Data:
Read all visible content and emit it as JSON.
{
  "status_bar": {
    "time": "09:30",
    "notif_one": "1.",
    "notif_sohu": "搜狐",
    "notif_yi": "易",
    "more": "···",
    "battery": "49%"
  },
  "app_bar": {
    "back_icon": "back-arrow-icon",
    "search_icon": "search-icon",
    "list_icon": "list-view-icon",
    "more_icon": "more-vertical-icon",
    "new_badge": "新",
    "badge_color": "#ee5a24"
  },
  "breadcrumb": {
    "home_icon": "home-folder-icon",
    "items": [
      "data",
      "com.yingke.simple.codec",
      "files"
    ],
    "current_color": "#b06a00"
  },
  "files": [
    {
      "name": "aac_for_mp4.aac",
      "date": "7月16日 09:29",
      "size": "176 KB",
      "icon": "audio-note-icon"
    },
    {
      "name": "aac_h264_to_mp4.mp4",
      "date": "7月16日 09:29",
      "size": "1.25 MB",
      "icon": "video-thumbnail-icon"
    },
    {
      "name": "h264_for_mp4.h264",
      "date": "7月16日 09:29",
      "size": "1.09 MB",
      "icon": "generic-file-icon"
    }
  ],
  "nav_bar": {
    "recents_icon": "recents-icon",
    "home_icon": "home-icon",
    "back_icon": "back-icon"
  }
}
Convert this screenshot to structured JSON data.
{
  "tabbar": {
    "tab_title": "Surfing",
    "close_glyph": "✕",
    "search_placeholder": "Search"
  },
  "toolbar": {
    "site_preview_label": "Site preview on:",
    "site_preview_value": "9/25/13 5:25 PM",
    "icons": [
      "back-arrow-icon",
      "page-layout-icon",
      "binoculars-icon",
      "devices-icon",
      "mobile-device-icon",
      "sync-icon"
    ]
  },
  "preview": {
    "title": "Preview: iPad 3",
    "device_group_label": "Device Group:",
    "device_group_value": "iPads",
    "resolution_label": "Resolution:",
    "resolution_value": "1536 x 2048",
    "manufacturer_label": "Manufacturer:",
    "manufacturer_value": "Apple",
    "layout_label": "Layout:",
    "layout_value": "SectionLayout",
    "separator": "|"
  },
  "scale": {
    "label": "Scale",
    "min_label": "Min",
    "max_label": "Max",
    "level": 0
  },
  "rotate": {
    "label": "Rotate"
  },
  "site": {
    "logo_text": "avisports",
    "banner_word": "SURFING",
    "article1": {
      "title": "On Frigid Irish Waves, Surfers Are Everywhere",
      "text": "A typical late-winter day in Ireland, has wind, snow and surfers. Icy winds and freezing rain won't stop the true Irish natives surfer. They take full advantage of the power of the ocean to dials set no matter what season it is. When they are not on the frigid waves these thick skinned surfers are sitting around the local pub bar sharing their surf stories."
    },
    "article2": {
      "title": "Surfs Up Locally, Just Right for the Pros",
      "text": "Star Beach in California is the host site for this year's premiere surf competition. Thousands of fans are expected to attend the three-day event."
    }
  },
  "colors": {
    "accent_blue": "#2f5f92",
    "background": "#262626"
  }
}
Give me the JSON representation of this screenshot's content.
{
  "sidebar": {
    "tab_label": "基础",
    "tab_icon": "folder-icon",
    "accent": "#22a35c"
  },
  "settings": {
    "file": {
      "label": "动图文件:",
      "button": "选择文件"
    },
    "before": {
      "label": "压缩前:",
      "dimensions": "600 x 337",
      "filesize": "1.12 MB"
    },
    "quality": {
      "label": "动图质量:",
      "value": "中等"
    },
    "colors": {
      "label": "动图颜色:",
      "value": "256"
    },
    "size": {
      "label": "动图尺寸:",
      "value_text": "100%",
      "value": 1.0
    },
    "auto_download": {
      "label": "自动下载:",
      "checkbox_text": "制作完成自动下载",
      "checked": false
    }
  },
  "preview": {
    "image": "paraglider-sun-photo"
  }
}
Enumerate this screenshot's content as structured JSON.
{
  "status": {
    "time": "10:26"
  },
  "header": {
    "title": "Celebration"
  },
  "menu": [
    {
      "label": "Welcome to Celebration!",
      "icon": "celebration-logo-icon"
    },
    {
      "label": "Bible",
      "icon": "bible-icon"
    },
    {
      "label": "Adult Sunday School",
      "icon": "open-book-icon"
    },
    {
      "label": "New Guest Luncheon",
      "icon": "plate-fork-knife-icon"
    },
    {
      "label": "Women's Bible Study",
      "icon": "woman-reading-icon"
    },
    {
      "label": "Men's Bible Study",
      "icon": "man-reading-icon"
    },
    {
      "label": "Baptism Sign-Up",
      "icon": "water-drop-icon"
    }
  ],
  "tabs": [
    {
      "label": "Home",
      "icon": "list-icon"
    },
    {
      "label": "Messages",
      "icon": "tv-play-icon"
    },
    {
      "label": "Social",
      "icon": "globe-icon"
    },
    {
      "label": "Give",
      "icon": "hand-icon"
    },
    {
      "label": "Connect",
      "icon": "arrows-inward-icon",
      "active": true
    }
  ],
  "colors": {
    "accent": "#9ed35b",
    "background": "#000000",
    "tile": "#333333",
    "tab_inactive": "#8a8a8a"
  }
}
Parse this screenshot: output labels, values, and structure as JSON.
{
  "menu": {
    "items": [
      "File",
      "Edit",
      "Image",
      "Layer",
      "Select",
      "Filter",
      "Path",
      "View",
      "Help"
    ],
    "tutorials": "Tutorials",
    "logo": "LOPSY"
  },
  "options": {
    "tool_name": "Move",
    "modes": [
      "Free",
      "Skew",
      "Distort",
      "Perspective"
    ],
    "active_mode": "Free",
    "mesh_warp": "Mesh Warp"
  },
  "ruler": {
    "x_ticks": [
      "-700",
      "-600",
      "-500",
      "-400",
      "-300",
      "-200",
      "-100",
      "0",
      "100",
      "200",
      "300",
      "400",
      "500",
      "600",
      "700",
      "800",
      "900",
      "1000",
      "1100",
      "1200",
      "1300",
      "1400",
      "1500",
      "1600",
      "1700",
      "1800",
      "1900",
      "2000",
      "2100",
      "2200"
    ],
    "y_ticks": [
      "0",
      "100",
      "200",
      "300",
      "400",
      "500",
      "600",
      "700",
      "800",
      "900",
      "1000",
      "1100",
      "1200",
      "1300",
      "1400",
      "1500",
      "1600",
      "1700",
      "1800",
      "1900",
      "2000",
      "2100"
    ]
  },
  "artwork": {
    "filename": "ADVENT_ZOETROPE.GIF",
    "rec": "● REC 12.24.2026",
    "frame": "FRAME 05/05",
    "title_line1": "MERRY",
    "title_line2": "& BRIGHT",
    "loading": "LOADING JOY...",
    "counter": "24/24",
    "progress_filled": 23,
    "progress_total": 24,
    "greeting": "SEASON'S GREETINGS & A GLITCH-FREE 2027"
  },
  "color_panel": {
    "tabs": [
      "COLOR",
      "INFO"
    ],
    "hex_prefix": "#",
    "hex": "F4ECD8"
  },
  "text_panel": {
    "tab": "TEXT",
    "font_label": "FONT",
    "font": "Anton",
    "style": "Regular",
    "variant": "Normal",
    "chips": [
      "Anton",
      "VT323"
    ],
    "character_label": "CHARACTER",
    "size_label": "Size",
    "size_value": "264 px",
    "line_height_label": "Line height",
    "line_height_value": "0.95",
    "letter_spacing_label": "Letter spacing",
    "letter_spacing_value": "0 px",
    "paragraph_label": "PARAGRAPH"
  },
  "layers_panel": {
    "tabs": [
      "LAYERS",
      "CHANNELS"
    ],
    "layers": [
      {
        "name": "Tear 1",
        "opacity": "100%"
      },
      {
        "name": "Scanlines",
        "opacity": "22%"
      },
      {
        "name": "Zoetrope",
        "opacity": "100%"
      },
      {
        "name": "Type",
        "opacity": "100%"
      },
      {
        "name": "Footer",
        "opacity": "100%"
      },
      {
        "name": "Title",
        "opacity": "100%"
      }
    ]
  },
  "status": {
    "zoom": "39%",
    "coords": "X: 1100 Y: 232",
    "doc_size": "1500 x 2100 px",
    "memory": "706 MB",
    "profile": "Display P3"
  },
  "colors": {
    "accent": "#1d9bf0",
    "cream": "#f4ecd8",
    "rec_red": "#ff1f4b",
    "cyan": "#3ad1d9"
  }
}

Task description:
In the listing, how many lines hold "JSON"? Answer with a bare number.

Answer in full:
5